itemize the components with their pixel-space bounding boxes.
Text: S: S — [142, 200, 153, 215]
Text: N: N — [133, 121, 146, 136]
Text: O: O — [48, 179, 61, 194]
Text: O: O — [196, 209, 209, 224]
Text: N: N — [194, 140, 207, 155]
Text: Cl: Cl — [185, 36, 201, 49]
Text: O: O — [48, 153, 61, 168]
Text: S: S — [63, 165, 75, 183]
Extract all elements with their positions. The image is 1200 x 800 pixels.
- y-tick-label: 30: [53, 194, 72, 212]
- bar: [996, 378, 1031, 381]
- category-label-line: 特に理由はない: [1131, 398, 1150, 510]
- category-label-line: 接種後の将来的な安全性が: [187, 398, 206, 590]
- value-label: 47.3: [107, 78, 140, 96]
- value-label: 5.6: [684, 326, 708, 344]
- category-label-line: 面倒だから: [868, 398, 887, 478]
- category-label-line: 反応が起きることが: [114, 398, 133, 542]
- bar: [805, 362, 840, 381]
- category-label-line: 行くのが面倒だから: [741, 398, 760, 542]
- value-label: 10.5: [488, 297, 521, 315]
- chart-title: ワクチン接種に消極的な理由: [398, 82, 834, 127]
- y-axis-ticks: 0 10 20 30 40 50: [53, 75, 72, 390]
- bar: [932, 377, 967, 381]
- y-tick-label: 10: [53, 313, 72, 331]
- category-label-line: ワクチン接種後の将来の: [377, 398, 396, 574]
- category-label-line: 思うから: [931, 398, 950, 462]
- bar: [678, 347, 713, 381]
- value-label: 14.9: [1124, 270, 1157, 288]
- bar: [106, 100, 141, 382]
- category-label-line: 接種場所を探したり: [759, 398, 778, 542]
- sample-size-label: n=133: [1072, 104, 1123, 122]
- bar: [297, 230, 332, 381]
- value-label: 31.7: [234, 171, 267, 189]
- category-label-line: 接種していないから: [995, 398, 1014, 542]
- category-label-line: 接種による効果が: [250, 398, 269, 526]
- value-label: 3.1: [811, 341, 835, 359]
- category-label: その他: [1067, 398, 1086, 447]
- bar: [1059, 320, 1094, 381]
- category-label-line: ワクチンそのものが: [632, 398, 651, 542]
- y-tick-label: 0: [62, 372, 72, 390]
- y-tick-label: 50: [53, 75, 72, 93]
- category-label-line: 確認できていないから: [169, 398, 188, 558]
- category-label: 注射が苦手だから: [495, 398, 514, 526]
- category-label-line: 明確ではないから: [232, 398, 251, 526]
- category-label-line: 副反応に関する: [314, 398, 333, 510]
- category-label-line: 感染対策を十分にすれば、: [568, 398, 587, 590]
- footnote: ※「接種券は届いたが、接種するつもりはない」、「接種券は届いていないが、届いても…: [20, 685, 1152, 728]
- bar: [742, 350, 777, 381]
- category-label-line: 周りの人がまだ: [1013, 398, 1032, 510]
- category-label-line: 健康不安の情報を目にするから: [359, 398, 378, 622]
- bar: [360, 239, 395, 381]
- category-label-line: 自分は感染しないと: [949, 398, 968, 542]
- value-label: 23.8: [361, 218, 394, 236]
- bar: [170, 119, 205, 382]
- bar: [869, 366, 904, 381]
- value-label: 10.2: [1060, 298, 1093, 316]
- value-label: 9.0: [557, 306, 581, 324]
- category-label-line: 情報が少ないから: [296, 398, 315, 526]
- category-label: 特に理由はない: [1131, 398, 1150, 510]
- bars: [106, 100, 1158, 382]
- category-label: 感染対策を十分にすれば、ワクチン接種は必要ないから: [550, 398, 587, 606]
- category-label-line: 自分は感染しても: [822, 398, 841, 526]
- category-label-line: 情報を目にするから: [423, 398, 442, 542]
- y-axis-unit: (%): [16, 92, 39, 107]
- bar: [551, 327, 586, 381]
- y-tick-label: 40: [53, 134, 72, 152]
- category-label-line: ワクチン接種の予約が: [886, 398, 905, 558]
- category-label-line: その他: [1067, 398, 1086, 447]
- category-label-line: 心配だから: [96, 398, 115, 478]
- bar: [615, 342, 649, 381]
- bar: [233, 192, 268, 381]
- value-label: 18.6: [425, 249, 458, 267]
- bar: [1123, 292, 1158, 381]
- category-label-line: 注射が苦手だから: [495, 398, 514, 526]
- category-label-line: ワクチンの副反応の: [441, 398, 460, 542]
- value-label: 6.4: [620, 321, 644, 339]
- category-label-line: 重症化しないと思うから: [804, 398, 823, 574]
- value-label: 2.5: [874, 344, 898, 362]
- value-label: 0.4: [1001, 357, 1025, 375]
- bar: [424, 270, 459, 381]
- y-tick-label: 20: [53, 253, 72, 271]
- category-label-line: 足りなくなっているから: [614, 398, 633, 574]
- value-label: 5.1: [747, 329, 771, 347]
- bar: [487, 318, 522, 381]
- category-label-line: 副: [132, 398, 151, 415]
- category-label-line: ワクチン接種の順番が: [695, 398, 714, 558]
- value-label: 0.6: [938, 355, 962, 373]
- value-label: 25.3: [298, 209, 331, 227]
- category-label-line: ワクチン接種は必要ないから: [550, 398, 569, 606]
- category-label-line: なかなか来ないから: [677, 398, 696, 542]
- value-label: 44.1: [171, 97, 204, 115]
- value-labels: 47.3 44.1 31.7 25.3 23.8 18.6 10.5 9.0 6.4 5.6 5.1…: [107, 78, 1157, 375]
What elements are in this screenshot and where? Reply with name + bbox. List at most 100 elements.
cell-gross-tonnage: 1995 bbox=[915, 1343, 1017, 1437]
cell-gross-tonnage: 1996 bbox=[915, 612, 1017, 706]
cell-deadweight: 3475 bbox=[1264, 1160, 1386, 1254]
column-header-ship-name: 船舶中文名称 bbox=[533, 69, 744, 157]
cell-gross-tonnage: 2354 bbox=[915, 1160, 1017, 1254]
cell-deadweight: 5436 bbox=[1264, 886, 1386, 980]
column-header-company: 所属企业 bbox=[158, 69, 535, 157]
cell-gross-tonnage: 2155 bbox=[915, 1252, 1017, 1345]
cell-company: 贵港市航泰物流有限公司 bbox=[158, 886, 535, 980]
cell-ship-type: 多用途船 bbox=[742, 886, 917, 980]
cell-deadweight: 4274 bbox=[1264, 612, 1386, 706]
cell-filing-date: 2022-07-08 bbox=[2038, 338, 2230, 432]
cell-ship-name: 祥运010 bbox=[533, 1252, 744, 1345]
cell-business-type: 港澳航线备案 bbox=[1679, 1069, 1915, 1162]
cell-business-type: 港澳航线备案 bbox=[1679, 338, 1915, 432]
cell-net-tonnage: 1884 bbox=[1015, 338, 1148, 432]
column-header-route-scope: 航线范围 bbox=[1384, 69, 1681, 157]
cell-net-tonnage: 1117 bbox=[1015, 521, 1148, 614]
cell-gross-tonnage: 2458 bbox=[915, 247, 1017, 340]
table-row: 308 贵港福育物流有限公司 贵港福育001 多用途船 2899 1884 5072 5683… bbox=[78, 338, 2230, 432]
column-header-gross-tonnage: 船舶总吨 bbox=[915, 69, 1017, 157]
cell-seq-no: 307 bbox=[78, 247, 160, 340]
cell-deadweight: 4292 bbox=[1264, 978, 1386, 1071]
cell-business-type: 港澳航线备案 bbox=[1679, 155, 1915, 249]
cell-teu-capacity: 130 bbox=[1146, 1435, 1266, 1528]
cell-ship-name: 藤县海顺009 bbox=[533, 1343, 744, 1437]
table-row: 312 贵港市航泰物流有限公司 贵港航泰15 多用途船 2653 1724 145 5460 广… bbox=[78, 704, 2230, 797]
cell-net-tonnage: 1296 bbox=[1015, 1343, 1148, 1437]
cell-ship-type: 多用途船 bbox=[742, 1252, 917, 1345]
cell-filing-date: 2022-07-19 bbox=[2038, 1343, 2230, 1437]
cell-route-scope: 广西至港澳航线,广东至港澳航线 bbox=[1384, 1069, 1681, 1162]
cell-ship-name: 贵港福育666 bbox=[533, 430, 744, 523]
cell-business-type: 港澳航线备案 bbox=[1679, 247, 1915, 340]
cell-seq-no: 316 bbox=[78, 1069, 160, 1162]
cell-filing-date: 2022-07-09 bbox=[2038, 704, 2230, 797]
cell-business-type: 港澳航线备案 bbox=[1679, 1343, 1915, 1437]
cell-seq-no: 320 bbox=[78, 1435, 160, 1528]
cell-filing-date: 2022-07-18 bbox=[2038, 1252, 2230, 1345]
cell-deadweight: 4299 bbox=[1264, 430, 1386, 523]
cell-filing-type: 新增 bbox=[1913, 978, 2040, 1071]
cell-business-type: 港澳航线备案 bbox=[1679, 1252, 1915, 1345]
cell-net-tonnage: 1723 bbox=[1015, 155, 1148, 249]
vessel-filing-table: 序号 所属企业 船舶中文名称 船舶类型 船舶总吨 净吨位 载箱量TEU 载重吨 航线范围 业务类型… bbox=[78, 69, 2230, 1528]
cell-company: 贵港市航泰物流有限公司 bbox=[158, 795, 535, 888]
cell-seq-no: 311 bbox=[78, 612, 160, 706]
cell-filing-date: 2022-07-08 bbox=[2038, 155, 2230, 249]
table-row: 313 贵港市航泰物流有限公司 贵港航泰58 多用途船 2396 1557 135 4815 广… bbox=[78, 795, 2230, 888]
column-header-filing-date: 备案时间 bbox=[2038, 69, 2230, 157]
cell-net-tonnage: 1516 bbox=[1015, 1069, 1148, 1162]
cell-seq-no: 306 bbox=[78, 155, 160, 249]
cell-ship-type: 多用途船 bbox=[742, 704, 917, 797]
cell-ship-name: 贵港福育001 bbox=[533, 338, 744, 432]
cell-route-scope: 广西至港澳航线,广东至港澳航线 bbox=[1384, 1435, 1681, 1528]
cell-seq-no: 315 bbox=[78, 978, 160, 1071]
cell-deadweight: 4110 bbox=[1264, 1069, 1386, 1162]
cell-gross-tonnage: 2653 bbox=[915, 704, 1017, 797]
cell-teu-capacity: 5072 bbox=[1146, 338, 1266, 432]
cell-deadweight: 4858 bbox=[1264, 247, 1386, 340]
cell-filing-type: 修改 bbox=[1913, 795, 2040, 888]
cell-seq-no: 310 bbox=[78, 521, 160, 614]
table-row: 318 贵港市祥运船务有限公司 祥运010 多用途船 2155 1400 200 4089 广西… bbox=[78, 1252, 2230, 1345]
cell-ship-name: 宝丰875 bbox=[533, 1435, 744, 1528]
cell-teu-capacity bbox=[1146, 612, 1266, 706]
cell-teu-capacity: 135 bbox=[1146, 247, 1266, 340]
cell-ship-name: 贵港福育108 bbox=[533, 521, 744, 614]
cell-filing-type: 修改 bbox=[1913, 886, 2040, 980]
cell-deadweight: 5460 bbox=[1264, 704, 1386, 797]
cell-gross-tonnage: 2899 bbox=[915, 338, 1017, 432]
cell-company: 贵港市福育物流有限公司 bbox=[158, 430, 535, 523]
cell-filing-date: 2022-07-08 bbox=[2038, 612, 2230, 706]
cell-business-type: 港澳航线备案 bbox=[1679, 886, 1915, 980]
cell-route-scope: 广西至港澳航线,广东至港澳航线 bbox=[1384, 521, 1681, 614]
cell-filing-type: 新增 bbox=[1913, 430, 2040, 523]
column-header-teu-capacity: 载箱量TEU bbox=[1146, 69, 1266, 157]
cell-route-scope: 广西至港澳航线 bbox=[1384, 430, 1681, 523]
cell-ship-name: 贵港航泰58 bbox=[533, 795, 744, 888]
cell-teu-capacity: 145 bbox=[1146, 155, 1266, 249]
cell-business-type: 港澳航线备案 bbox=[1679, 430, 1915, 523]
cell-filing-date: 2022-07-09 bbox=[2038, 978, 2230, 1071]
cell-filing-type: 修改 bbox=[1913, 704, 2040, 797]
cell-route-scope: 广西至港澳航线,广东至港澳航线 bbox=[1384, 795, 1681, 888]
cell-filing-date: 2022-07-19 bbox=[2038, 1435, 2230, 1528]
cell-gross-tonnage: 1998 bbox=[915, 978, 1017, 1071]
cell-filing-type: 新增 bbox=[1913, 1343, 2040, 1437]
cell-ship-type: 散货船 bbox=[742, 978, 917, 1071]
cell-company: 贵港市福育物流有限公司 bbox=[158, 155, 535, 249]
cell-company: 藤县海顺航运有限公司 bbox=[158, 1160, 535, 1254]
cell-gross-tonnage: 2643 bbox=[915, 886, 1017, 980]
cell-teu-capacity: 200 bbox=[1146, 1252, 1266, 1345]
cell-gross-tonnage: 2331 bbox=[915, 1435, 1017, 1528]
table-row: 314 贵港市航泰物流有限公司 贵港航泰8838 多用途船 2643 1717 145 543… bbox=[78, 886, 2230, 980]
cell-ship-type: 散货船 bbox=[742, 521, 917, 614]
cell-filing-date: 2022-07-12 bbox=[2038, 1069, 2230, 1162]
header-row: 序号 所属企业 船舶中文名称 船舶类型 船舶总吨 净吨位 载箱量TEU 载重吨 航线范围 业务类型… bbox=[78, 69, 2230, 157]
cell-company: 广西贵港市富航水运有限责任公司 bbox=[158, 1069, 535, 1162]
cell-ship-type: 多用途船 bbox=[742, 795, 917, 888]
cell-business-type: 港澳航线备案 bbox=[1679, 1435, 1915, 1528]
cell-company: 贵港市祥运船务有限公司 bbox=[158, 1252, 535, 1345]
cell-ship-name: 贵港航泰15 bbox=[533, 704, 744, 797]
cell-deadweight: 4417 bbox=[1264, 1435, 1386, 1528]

◇ ◇ ◇ ◇

* **PROMPT**
Please copy out everything from the start of the material down to the line containing "- value-label: 14.9: [1124, 270, 1157, 288]", with both of those lines included.

* **THE REPLY**
itemize the components with their pixel-space bounding boxes.
Text: S: S — [142, 200, 153, 215]
Text: N: N — [133, 121, 146, 136]
Text: O: O — [48, 179, 61, 194]
Text: O: O — [196, 209, 209, 224]
Text: N: N — [194, 140, 207, 155]
Text: Cl: Cl — [185, 36, 201, 49]
Text: O: O — [48, 153, 61, 168]
Text: S: S — [63, 165, 75, 183]
Extract all elements with their positions. The image is 1200 x 800 pixels.
- y-tick-label: 30: [53, 194, 72, 212]
- bar: [996, 378, 1031, 381]
- category-label-line: 特に理由はない: [1131, 398, 1150, 510]
- category-label-line: 接種後の将来的な安全性が: [187, 398, 206, 590]
- value-label: 47.3: [107, 78, 140, 96]
- value-label: 5.6: [684, 326, 708, 344]
- category-label-line: 面倒だから: [868, 398, 887, 478]
- category-label-line: 反応が起きることが: [114, 398, 133, 542]
- bar: [805, 362, 840, 381]
- category-label-line: 行くのが面倒だから: [741, 398, 760, 542]
- value-label: 10.5: [488, 297, 521, 315]
- chart-title: ワクチン接種に消極的な理由: [398, 82, 834, 127]
- y-axis-ticks: 0 10 20 30 40 50: [53, 75, 72, 390]
- bar: [932, 377, 967, 381]
- y-tick-label: 10: [53, 313, 72, 331]
- category-label-line: ワクチン接種後の将来の: [377, 398, 396, 574]
- category-label-line: 思うから: [931, 398, 950, 462]
- bar: [678, 347, 713, 381]
- value-label: 14.9: [1124, 270, 1157, 288]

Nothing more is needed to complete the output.